Information supplied >>

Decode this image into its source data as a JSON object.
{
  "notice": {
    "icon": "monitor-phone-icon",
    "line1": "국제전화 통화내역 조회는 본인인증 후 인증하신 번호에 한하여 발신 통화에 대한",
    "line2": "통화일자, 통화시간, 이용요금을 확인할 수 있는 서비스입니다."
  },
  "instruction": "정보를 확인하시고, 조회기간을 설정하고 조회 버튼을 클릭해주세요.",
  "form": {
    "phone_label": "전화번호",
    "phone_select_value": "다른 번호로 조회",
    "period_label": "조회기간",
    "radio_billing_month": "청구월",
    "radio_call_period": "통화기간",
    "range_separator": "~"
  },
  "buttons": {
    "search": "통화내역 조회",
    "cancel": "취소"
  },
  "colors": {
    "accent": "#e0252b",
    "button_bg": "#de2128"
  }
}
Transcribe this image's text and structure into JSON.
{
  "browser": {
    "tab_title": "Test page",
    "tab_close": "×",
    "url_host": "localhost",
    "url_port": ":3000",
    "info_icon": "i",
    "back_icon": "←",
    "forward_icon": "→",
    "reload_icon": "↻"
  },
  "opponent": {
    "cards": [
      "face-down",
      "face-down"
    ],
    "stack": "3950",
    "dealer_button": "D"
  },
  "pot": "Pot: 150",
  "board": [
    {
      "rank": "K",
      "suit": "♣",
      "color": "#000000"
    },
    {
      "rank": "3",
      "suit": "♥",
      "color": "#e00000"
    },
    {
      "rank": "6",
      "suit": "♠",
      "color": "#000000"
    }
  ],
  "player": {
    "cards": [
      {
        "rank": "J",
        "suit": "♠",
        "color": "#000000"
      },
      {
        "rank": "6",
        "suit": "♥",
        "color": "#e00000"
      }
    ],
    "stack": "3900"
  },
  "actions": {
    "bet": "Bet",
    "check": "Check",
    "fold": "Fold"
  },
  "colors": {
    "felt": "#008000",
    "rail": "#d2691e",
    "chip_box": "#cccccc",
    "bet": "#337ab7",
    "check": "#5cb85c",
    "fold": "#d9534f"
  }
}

Your goal >> Extract every record and return it verbatim.

Task answer >>
Decode this image into its source data as a JSON object.
{
  "notice": {
    "icon": "monitor-phone-icon",
    "line1": "국제전화 통화내역 조회는 본인인증 후 인증하신 번호에 한하여 발신 통화에 대한",
    "line2": "통화일자, 통화시간, 이용요금을 확인할 수 있는 서비스입니다."
  },
  "instruction": "정보를 확인하시고, 조회기간을 설정하고 조회 버튼을 클릭해주세요.",
  "form": {
    "phone_label": "전화번호",
    "phone_select_value": "다른 번호로 조회",
    "period_label": "조회기간",
    "radio_billing_month": "청구월",
    "radio_call_period": "통화기간",
    "range_separator": "~"
  },
  "buttons": {
    "search": "통화내역 조회",
    "cancel": "취소"
  },
  "colors": {
    "accent": "#e0252b",
    "button_bg": "#de2128"
  }
}
Transcribe this image's text and structure into JSON.
{
  "browser": {
    "tab_title": "Test page",
    "tab_close": "×",
    "url_host": "localhost",
    "url_port": ":3000",
    "info_icon": "i",
    "back_icon": "←",
    "forward_icon": "→",
    "reload_icon": "↻"
  },
  "opponent": {
    "cards": [
      "face-down",
      "face-down"
    ],
    "stack": "3950",
    "dealer_button": "D"
  },
  "pot": "Pot: 150",
  "board": [
    {
      "rank": "K",
      "suit": "♣",
      "color": "#000000"
    },
    {
      "rank": "3",
      "suit": "♥",
      "color": "#e00000"
    },
    {
      "rank": "6",
      "suit": "♠",
      "color": "#000000"
    }
  ],
  "player": {
    "cards": [
      {
        "rank": "J",
        "suit": "♠",
        "color": "#000000"
      },
      {
        "rank": "6",
        "suit": "♥",
        "color": "#e00000"
      }
    ],
    "stack": "3900"
  },
  "actions": {
    "bet": "Bet",
    "check": "Check",
    "fold": "Fold"
  },
  "colors": {
    "felt": "#008000",
    "rail": "#d2691e",
    "chip_box": "#cccccc",
    "bet": "#337ab7",
    "check": "#5cb85c",
    "fold": "#d9534f"
  }
}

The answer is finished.